(YOUR TASK):
Here are some records; return them all exactly.

(SOURCE RECORDS):

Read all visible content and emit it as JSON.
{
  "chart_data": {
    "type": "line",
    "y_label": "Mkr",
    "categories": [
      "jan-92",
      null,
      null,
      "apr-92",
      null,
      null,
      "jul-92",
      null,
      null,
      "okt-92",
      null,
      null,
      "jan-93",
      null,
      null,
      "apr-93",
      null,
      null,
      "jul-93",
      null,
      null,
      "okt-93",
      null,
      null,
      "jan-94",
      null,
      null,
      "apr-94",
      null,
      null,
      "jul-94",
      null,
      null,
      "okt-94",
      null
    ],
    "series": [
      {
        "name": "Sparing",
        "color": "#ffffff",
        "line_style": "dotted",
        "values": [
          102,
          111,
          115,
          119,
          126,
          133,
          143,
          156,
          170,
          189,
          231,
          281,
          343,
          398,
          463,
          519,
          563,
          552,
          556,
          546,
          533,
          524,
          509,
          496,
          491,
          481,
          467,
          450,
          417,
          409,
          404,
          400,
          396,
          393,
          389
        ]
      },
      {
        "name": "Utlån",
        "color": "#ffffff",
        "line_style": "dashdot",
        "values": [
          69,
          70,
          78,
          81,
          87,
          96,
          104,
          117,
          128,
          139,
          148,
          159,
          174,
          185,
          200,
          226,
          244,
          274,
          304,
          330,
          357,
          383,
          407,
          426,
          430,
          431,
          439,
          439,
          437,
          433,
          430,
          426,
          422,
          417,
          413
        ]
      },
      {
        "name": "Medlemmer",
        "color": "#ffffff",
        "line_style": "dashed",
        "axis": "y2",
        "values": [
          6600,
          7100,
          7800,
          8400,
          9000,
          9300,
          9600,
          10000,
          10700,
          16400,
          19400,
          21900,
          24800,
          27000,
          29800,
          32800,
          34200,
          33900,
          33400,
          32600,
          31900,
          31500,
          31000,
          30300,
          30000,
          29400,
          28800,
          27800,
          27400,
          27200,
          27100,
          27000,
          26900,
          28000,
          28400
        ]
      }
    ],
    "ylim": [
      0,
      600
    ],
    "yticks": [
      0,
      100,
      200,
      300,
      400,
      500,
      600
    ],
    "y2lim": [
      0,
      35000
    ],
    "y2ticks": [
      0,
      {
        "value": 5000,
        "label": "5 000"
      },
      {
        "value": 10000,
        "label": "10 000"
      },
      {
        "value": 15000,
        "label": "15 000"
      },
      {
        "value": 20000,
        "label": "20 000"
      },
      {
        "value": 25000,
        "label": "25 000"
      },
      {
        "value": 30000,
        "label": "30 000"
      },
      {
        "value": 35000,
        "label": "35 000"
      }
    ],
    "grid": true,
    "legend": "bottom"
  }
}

(SOLUTION FOR THIS TASK):
Read all visible content and emit it as JSON.
{
  "chart_data": {
    "type": "line",
    "y_label": "Mkr",
    "categories": [
      "jan-92",
      null,
      null,
      "apr-92",
      null,
      null,
      "jul-92",
      null,
      null,
      "okt-92",
      null,
      null,
      "jan-93",
      null,
      null,
      "apr-93",
      null,
      null,
      "jul-93",
      null,
      null,
      "okt-93",
      null,
      null,
      "jan-94",
      null,
      null,
      "apr-94",
      null,
      null,
      "jul-94",
      null,
      null,
      "okt-94",
      null
    ],
    "series": [
      {
        "name": "Sparing",
        "color": "#ffffff",
        "line_style": "dotted",
        "values": [
          102,
          111,
          115,
          119,
          126,
          133,
          143,
          156,
          170,
          189,
          231,
          281,
          343,
          398,
          463,
          519,
          563,
          552,
          556,
          546,
          533,
          524,
          509,
          496,
          491,
          481,
          467,
          450,
          417,
          409,
          404,
          400,
          396,
          393,
          389
        ]
      },
      {
        "name": "Utlån",
        "color": "#ffffff",
        "line_style": "dashdot",
        "values": [
          69,
          70,
          78,
          81,
          87,
          96,
          104,
          117,
          128,
          139,
          148,
          159,
          174,
          185,
          200,
          226,
          244,
          274,
          304,
          330,
          357,
          383,
          407,
          426,
          430,
          431,
          439,
          439,
          437,
          433,
          430,
          426,
          422,
          417,
          413
        ]
      },
      {
        "name": "Medlemmer",
        "color": "#ffffff",
        "line_style": "dashed",
        "axis": "y2",
        "values": [
          6600,
          7100,
          7800,
          8400,
          9000,
          9300,
          9600,
          10000,
          10700,
          16400,
          19400,
          21900,
          24800,
          27000,
          29800,
          32800,
          34200,
          33900,
          33400,
          32600,
          31900,
          31500,
          31000,
          30300,
          30000,
          29400,
          28800,
          27800,
          27400,
          27200,
          27100,
          27000,
          26900,
          28000,
          28400
        ]
      }
    ],
    "ylim": [
      0,
      600
    ],
    "yticks": [
      0,
      100,
      200,
      300,
      400,
      500,
      600
    ],
    "y2lim": [
      0,
      35000
    ],
    "y2ticks": [
      0,
      {
        "value": 5000,
        "label": "5 000"
      },
      {
        "value": 10000,
        "label": "10 000"
      },
      {
        "value": 15000,
        "label": "15 000"
      },
      {
        "value": 20000,
        "label": "20 000"
      },
      {
        "value": 25000,
        "label": "25 000"
      },
      {
        "value": 30000,
        "label": "30 000"
      },
      {
        "value": 35000,
        "label": "35 000"
      }
    ],
    "grid": true,
    "legend": "bottom"
  }
}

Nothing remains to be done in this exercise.